# STATED TASK 1
In the first block of entries, copy the stretch from the line containing "bar-2024-fevereiro [367,488,406,624]" through the line containing "chart-title: TENTATIVA DE", keeping both of those lines.

# TEXT
-- start --

For example, if you had a bill that you could observe from day 1 through 7
and then from day 22 on, you would set up your data as:

Bill	Start	Stop	Event
1	1	7	0
1	22	28	1 

If the event was never observed, then you would include the first line only
and it would be treated as a censored observation.  

You can also treat bills left over at the end of the session as censored
(event=0 for last observation).

Tobin


-----Original Message-----
From: Political Methodology Society [mailto:[log in to unmask]] On
Behalf Of [log in to unmask]
Sent: Wednesday, March 28, 2007 12:41 PM
To: [log in to unmask]
Subject: [POLMETH] Unknown type of censoring

Dear all:

I am analyzing the time that legislative proposals spend inside
Parliament.  When a bill is proposed, the time when it is “tabled” is
recorded (along with other covariates).  The bill then proceeds,
unobserved in my dataset, through the meanders of the legislative process.
 When, and if, a bill emerges, the duration of the spell in Parliament is
recorded.

Some bills fail to exit in a typical case of right-censoring: given enough
extra time, they would eventually emerge from the process and join the set
of legislation submitted to the executive for promulgation.

-- end --

# INPUT DATA

-- start --

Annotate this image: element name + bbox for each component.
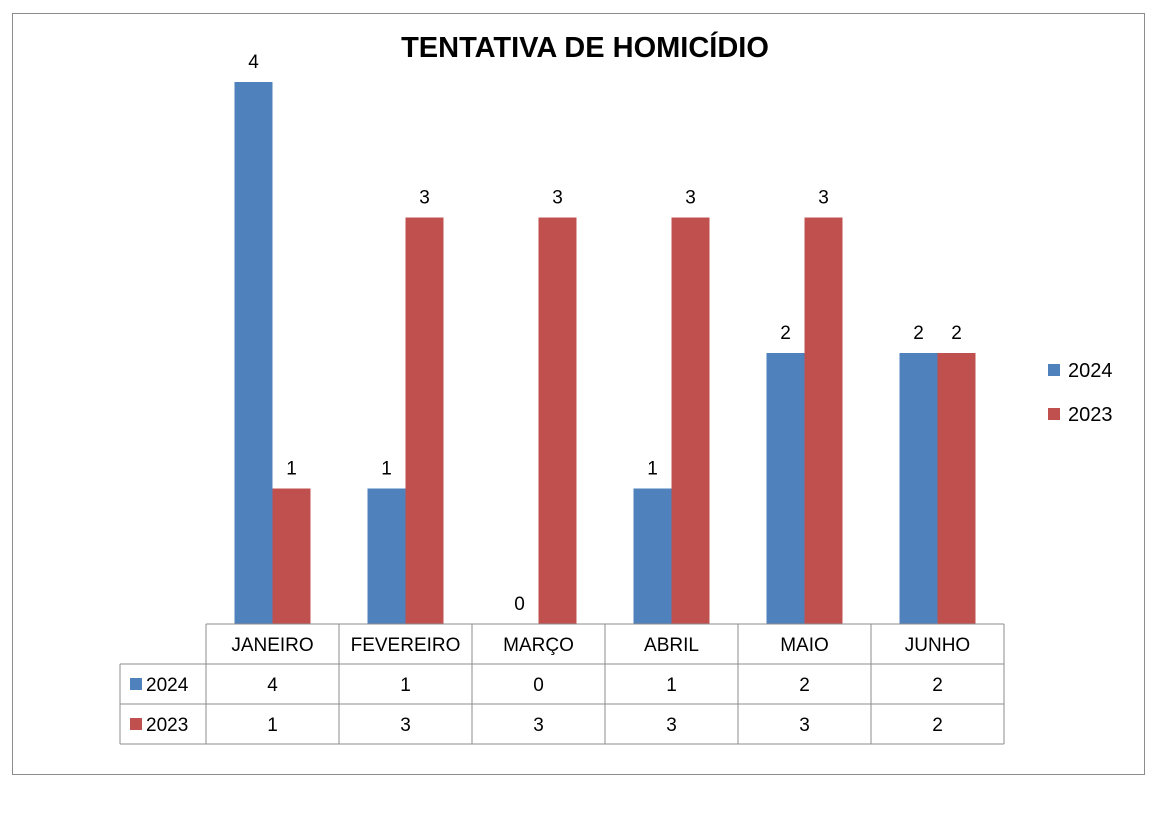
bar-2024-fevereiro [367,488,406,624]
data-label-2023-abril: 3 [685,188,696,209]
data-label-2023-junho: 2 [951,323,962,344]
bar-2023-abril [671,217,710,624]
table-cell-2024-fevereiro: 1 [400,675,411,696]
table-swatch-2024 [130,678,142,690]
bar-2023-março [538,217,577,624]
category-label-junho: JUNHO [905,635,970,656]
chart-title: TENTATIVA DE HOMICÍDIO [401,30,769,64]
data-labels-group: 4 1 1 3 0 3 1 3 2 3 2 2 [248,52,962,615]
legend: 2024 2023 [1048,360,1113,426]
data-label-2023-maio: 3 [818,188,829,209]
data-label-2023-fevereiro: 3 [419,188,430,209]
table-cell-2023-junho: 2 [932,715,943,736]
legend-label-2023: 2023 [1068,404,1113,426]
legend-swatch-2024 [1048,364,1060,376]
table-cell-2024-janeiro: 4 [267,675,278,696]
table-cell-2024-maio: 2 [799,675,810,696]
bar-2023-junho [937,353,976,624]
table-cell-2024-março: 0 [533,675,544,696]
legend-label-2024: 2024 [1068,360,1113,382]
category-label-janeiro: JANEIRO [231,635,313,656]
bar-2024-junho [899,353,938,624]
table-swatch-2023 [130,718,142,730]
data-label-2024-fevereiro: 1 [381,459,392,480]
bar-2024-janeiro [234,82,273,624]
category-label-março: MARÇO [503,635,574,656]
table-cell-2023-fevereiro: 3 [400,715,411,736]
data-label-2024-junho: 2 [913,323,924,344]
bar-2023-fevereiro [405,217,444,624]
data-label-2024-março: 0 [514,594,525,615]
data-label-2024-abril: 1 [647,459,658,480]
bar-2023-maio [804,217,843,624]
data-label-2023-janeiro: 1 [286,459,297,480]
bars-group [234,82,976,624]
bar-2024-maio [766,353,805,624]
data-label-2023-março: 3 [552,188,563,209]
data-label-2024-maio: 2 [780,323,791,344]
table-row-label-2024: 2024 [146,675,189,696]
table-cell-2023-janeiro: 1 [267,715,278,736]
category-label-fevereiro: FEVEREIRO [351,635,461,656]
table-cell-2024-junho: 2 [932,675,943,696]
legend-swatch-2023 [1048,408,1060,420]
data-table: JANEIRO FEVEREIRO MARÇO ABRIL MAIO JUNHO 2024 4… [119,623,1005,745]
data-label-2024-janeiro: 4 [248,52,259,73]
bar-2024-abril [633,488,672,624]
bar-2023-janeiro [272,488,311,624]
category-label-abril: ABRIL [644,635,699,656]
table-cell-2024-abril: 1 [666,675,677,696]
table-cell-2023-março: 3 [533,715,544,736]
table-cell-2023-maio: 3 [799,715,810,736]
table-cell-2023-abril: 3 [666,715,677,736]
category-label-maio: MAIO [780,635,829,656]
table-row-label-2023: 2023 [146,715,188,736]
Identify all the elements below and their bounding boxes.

-- end --
-- start --

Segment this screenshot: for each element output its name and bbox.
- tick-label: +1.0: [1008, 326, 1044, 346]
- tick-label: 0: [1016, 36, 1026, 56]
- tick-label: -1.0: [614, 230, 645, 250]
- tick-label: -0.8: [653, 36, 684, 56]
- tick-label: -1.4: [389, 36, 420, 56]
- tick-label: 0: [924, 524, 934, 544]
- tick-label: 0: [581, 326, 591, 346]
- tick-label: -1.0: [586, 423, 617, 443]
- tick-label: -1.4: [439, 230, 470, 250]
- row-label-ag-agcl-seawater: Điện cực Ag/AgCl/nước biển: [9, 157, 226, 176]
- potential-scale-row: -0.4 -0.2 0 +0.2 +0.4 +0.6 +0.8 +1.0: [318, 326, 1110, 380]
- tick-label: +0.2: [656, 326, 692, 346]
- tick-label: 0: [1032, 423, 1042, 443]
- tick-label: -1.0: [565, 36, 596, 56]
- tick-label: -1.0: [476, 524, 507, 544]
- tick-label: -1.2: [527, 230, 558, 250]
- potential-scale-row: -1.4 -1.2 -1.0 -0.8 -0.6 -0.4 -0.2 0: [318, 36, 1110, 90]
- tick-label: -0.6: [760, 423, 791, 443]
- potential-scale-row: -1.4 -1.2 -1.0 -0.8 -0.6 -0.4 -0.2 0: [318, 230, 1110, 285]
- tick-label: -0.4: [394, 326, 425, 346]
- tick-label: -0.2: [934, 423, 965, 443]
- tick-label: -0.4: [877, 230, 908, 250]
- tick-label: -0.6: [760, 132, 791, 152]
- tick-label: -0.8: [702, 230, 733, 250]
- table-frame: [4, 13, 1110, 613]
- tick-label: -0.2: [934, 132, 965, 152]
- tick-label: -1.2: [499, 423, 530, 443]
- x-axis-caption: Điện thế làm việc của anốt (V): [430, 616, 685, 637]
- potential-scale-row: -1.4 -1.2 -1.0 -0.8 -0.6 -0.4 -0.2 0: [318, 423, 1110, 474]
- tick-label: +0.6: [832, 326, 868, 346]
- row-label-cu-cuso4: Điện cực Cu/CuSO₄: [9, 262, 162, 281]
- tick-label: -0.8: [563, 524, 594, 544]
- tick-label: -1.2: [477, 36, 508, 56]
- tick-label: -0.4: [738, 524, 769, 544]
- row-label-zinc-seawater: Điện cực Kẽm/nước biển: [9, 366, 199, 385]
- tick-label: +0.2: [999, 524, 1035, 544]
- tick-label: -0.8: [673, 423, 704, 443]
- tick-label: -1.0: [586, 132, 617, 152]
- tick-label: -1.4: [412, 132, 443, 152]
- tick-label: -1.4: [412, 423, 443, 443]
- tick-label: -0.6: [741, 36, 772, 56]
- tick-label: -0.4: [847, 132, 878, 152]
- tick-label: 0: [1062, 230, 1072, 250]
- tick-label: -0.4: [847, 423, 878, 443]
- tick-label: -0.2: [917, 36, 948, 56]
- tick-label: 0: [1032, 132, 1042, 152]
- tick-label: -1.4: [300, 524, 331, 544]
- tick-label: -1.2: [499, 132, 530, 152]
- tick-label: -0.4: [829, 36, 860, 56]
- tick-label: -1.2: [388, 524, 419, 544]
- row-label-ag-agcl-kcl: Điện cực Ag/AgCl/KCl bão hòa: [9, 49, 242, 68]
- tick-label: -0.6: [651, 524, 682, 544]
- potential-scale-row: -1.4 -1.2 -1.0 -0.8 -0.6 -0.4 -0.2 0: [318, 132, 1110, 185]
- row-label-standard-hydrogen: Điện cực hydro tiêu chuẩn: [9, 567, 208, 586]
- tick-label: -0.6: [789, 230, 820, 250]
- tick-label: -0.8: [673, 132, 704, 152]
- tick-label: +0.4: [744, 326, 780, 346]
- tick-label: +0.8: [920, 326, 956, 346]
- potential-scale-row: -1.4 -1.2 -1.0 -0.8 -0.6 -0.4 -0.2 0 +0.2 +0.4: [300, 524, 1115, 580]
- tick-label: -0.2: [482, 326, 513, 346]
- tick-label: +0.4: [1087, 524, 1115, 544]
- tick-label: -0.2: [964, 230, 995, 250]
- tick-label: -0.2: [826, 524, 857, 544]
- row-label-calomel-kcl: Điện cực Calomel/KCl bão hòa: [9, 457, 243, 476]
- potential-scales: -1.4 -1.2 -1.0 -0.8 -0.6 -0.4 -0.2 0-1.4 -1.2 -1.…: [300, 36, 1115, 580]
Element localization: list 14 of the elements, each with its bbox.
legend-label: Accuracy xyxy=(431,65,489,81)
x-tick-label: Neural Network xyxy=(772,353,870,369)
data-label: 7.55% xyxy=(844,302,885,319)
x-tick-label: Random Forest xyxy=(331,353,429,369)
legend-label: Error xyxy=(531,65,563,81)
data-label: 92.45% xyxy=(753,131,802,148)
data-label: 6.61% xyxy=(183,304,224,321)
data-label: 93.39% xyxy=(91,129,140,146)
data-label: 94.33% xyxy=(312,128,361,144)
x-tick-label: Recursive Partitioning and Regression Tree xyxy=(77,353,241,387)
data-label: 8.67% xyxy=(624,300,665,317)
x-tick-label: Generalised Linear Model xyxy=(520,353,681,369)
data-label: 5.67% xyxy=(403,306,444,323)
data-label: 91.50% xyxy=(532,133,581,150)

-- end --
-- start --

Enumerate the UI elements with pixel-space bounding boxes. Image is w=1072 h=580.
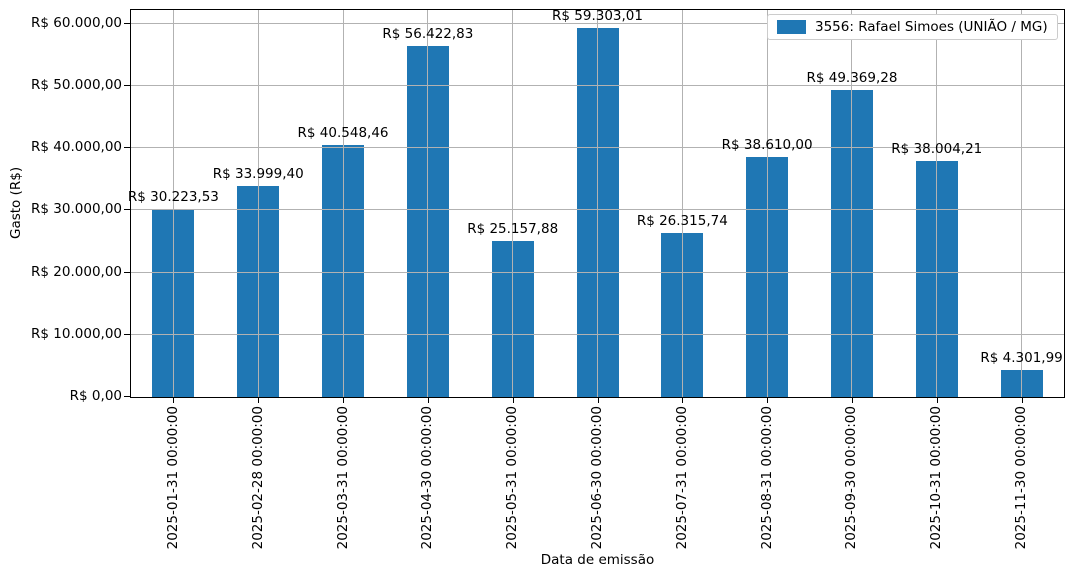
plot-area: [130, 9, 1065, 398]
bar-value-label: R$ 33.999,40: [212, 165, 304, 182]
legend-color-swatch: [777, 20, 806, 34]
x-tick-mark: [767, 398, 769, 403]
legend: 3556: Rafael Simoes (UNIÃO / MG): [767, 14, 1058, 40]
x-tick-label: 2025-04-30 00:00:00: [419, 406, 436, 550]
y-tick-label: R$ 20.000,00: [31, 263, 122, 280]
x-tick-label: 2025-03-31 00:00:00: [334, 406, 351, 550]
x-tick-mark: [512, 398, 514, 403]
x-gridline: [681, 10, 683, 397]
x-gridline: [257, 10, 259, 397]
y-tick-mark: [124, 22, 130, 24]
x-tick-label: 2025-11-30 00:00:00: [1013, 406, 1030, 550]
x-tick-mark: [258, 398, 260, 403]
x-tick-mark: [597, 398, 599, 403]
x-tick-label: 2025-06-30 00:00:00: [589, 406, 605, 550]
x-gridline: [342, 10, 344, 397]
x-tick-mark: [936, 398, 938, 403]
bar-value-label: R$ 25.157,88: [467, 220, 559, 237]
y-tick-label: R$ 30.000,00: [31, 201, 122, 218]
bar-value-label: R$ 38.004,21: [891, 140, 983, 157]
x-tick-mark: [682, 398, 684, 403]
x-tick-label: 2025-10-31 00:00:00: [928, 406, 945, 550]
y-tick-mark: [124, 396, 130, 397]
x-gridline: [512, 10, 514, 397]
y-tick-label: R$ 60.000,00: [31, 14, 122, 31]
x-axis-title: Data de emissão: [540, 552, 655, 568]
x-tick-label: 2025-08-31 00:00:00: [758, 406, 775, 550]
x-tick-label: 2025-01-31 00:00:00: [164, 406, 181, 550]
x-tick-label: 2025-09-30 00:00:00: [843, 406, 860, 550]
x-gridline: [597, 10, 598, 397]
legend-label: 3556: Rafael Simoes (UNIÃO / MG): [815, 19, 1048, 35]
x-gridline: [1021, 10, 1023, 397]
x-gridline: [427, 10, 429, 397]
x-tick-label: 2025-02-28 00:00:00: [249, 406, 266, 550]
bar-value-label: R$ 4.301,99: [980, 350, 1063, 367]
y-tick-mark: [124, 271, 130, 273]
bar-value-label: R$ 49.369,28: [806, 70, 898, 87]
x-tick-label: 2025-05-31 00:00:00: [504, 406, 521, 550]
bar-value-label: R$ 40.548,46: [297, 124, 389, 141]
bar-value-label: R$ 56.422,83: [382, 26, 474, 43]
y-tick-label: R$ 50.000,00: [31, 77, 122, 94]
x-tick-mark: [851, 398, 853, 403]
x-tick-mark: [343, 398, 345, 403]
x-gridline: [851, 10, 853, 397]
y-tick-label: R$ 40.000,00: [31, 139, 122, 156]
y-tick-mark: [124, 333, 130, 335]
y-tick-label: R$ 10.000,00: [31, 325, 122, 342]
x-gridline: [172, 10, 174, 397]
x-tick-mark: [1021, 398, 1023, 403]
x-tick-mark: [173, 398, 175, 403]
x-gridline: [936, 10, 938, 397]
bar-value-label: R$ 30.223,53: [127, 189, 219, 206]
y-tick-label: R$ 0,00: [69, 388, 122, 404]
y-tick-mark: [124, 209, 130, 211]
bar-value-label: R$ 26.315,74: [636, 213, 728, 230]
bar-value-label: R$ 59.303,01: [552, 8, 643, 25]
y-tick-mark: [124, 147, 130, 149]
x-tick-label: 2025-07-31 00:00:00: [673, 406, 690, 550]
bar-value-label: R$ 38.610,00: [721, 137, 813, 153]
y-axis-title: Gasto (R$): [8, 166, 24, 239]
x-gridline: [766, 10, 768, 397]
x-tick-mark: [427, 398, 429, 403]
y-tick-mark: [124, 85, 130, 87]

-- end --

# STATED TASK 2
In the text about legislative bill durations, why does the writer call bills that fail to exit a typical case of right-censoring?

# RIGHT ANSWER 1
bar-2024-fevereiro [367,488,406,624]
data-label-2023-abril: 3 [685,188,696,209]
data-label-2023-junho: 2 [951,323,962,344]
bar-2023-abril [671,217,710,624]
table-cell-2024-fevereiro: 1 [400,675,411,696]
table-swatch-2024 [130,678,142,690]
bar-2023-março [538,217,577,624]
category-label-junho: JUNHO [905,635,970,656]
chart-title: TENTATIVA DE HOMICÍDIO [401,30,769,64]

# RIGHT ANSWER 2
Given enough extra time, those bills would eventually emerge from the process. They would then join the set of legislation submitted to the executive for promulgation.